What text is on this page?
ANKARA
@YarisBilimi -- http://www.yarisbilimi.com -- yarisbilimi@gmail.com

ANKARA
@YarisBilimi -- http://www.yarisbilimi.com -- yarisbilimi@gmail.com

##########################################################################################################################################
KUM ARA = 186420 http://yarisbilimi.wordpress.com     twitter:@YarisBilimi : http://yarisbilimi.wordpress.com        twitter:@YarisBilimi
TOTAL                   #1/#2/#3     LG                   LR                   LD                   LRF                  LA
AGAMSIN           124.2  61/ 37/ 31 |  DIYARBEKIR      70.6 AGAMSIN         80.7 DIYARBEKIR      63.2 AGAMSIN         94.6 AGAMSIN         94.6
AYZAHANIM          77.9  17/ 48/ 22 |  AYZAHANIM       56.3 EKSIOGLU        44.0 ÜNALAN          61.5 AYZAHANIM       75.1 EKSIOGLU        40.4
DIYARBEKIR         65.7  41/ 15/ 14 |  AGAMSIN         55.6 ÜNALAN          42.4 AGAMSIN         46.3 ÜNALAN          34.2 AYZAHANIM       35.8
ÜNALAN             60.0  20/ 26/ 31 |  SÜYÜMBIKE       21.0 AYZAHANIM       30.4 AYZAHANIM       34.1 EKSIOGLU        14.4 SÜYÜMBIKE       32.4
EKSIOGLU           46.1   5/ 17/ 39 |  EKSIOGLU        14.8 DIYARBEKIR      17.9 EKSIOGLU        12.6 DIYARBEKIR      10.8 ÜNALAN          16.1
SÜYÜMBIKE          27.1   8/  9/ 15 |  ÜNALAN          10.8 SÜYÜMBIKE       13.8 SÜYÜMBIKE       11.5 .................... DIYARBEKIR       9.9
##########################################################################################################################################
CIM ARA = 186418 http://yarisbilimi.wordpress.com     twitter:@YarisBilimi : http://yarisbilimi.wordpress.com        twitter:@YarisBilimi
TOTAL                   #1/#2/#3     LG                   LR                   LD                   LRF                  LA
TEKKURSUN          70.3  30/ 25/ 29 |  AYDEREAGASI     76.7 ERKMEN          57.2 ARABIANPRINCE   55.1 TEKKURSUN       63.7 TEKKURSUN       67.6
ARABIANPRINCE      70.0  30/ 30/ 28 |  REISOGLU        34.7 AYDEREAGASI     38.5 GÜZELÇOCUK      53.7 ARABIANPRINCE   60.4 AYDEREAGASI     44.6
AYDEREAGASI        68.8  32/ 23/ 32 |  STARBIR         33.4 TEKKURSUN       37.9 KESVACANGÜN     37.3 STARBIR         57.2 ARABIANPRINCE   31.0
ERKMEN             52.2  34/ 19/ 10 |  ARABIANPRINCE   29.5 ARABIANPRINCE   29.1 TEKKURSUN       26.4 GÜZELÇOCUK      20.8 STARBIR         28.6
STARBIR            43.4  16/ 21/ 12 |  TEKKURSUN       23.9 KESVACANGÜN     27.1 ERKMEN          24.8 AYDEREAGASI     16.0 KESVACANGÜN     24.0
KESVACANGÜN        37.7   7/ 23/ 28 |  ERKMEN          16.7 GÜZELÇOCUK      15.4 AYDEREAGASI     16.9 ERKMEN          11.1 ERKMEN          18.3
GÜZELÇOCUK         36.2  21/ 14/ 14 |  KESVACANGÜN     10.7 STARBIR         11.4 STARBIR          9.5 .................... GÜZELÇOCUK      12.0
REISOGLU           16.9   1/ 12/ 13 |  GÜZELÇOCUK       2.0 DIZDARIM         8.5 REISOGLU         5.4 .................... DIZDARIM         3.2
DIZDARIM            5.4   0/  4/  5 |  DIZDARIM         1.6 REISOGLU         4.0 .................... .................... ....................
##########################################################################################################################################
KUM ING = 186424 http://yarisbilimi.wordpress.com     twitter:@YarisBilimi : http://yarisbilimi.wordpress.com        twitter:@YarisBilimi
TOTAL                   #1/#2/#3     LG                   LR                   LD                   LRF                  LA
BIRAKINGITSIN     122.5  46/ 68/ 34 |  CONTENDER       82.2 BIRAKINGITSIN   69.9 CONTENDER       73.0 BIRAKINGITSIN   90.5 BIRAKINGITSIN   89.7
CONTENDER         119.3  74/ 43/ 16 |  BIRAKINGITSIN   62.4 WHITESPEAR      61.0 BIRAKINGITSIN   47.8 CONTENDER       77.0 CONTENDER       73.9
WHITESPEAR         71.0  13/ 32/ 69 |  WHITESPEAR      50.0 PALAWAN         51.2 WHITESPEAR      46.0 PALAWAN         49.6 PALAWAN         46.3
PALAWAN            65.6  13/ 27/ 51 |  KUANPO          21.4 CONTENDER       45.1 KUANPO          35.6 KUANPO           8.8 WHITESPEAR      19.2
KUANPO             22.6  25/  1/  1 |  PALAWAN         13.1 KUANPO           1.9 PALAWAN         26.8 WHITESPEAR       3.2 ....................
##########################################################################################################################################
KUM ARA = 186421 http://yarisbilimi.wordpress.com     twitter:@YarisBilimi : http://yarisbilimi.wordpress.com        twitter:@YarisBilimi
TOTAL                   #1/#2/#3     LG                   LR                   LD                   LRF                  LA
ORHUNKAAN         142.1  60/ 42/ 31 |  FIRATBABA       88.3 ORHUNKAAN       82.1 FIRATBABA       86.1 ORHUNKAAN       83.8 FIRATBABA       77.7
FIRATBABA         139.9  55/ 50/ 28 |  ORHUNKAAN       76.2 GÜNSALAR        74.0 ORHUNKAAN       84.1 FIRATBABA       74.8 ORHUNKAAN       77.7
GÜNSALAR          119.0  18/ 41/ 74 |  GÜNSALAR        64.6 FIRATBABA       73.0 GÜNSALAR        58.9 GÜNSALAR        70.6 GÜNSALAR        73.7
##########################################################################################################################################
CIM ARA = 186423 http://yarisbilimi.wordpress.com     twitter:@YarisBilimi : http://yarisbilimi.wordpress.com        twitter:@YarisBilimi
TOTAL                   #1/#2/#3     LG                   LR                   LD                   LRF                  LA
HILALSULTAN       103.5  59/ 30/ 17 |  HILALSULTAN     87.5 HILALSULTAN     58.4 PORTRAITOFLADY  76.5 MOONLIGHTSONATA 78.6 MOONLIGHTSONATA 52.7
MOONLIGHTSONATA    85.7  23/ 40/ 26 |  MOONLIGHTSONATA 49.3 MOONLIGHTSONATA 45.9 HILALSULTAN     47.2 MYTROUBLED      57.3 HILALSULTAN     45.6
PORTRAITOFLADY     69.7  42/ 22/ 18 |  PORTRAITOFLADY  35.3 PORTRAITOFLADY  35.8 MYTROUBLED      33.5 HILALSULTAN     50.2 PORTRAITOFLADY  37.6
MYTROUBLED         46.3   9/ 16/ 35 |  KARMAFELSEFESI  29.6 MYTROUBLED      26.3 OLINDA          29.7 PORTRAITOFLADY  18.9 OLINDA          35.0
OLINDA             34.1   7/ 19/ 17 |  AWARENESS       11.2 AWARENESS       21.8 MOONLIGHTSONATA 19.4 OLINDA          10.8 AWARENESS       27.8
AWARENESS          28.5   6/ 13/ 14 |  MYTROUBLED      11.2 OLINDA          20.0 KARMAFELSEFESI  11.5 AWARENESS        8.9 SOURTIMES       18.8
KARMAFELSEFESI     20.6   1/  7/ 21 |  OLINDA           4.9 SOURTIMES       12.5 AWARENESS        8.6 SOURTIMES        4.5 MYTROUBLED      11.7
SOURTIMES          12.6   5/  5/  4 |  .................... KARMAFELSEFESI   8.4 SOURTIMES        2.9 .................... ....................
_ _ _ _
• [What needs to be done]:
Return the listing above in its exact form.

• [Written answer]:
What text is on this page?
ANKARA
@YarisBilimi -- http://www.yarisbilimi.com -- yarisbilimi@gmail.com

ANKARA
@YarisBilimi -- http://www.yarisbilimi.com -- yarisbilimi@gmail.com

##########################################################################################################################################
KUM ARA = 186420 http://yarisbilimi.wordpress.com     twitter:@YarisBilimi : http://yarisbilimi.wordpress.com        twitter:@YarisBilimi
TOTAL                   #1/#2/#3     LG                   LR                   LD                   LRF                  LA
AGAMSIN           124.2  61/ 37/ 31 |  DIYARBEKIR      70.6 AGAMSIN         80.7 DIYARBEKIR      63.2 AGAMSIN         94.6 AGAMSIN         94.6
AYZAHANIM          77.9  17/ 48/ 22 |  AYZAHANIM       56.3 EKSIOGLU        44.0 ÜNALAN          61.5 AYZAHANIM       75.1 EKSIOGLU        40.4
DIYARBEKIR         65.7  41/ 15/ 14 |  AGAMSIN         55.6 ÜNALAN          42.4 AGAMSIN         46.3 ÜNALAN          34.2 AYZAHANIM       35.8
ÜNALAN             60.0  20/ 26/ 31 |  SÜYÜMBIKE       21.0 AYZAHANIM       30.4 AYZAHANIM       34.1 EKSIOGLU        14.4 SÜYÜMBIKE       32.4
EKSIOGLU           46.1   5/ 17/ 39 |  EKSIOGLU        14.8 DIYARBEKIR      17.9 EKSIOGLU        12.6 DIYARBEKIR      10.8 ÜNALAN          16.1
SÜYÜMBIKE          27.1   8/  9/ 15 |  ÜNALAN          10.8 SÜYÜMBIKE       13.8 SÜYÜMBIKE       11.5 .................... DIYARBEKIR       9.9
##########################################################################################################################################
CIM ARA = 186418 http://yarisbilimi.wordpress.com     twitter:@YarisBilimi : http://yarisbilimi.wordpress.com        twitter:@YarisBilimi
TOTAL                   #1/#2/#3     LG                   LR                   LD                   LRF                  LA
TEKKURSUN          70.3  30/ 25/ 29 |  AYDEREAGASI     76.7 ERKMEN          57.2 ARABIANPRINCE   55.1 TEKKURSUN       63.7 TEKKURSUN       67.6
ARABIANPRINCE      70.0  30/ 30/ 28 |  REISOGLU        34.7 AYDEREAGASI     38.5 GÜZELÇOCUK      53.7 ARABIANPRINCE   60.4 AYDEREAGASI     44.6
AYDEREAGASI        68.8  32/ 23/ 32 |  STARBIR         33.4 TEKKURSUN       37.9 KESVACANGÜN     37.3 STARBIR         57.2 ARABIANPRINCE   31.0
ERKMEN             52.2  34/ 19/ 10 |  ARABIANPRINCE   29.5 ARABIANPRINCE   29.1 TEKKURSUN       26.4 GÜZELÇOCUK      20.8 STARBIR         28.6
STARBIR            43.4  16/ 21/ 12 |  TEKKURSUN       23.9 KESVACANGÜN     27.1 ERKMEN          24.8 AYDEREAGASI     16.0 KESVACANGÜN     24.0
KESVACANGÜN        37.7   7/ 23/ 28 |  ERKMEN          16.7 GÜZELÇOCUK      15.4 AYDEREAGASI     16.9 ERKMEN          11.1 ERKMEN          18.3
GÜZELÇOCUK         36.2  21/ 14/ 14 |  KESVACANGÜN     10.7 STARBIR         11.4 STARBIR          9.5 .................... GÜZELÇOCUK      12.0
REISOGLU           16.9   1/ 12/ 13 |  GÜZELÇOCUK       2.0 DIZDARIM         8.5 REISOGLU         5.4 .................... DIZDARIM         3.2
DIZDARIM            5.4   0/  4/  5 |  DIZDARIM         1.6 REISOGLU         4.0 .................... .................... ....................
##########################################################################################################################################
KUM ING = 186424 http://yarisbilimi.wordpress.com     twitter:@YarisBilimi : http://yarisbilimi.wordpress.com        twitter:@YarisBilimi
TOTAL                   #1/#2/#3     LG                   LR                   LD                   LRF                  LA
BIRAKINGITSIN     122.5  46/ 68/ 34 |  CONTENDER       82.2 BIRAKINGITSIN   69.9 CONTENDER       73.0 BIRAKINGITSIN   90.5 BIRAKINGITSIN   89.7
CONTENDER         119.3  74/ 43/ 16 |  BIRAKINGITSIN   62.4 WHITESPEAR      61.0 BIRAKINGITSIN   47.8 CONTENDER       77.0 CONTENDER       73.9
WHITESPEAR         71.0  13/ 32/ 69 |  WHITESPEAR      50.0 PALAWAN         51.2 WHITESPEAR      46.0 PALAWAN         49.6 PALAWAN         46.3
PALAWAN            65.6  13/ 27/ 51 |  KUANPO          21.4 CONTENDER       45.1 KUANPO          35.6 KUANPO           8.8 WHITESPEAR      19.2
KUANPO             22.6  25/  1/  1 |  PALAWAN         13.1 KUANPO           1.9 PALAWAN         26.8 WHITESPEAR       3.2 ....................
##########################################################################################################################################
KUM ARA = 186421 http://yarisbilimi.wordpress.com     twitter:@YarisBilimi : http://yarisbilimi.wordpress.com        twitter:@YarisBilimi
TOTAL                   #1/#2/#3     LG                   LR                   LD                   LRF                  LA
ORHUNKAAN         142.1  60/ 42/ 31 |  FIRATBABA       88.3 ORHUNKAAN       82.1 FIRATBABA       86.1 ORHUNKAAN       83.8 FIRATBABA       77.7
FIRATBABA         139.9  55/ 50/ 28 |  ORHUNKAAN       76.2 GÜNSALAR        74.0 ORHUNKAAN       84.1 FIRATBABA       74.8 ORHUNKAAN       77.7
GÜNSALAR          119.0  18/ 41/ 74 |  GÜNSALAR        64.6 FIRATBABA       73.0 GÜNSALAR        58.9 GÜNSALAR        70.6 GÜNSALAR        73.7
##########################################################################################################################################
CIM ARA = 186423 http://yarisbilimi.wordpress.com     twitter:@YarisBilimi : http://yarisbilimi.wordpress.com        twitter:@YarisBilimi
TOTAL                   #1/#2/#3     LG                   LR                   LD                   LRF                  LA
HILALSULTAN       103.5  59/ 30/ 17 |  HILALSULTAN     87.5 HILALSULTAN     58.4 PORTRAITOFLADY  76.5 MOONLIGHTSONATA 78.6 MOONLIGHTSONATA 52.7
MOONLIGHTSONATA    85.7  23/ 40/ 26 |  MOONLIGHTSONATA 49.3 MOONLIGHTSONATA 45.9 HILALSULTAN     47.2 MYTROUBLED      57.3 HILALSULTAN     45.6
PORTRAITOFLADY     69.7  42/ 22/ 18 |  PORTRAITOFLADY  35.3 PORTRAITOFLADY  35.8 MYTROUBLED      33.5 HILALSULTAN     50.2 PORTRAITOFLADY  37.6
MYTROUBLED         46.3   9/ 16/ 35 |  KARMAFELSEFESI  29.6 MYTROUBLED      26.3 OLINDA          29.7 PORTRAITOFLADY  18.9 OLINDA          35.0
OLINDA             34.1   7/ 19/ 17 |  AWARENESS       11.2 AWARENESS       21.8 MOONLIGHTSONATA 19.4 OLINDA          10.8 AWARENESS       27.8
AWARENESS          28.5   6/ 13/ 14 |  MYTROUBLED      11.2 OLINDA          20.0 KARMAFELSEFESI  11.5 AWARENESS        8.9 SOURTIMES       18.8
KARMAFELSEFESI     20.6   1/  7/ 21 |  OLINDA           4.9 SOURTIMES       12.5 AWARENESS        8.6 SOURTIMES        4.5 MYTROUBLED      11.7
SOURTIMES          12.6   5/  5/  4 |  .................... KARMAFELSEFESI   8.4 SOURTIMES        2.9 .................... ....................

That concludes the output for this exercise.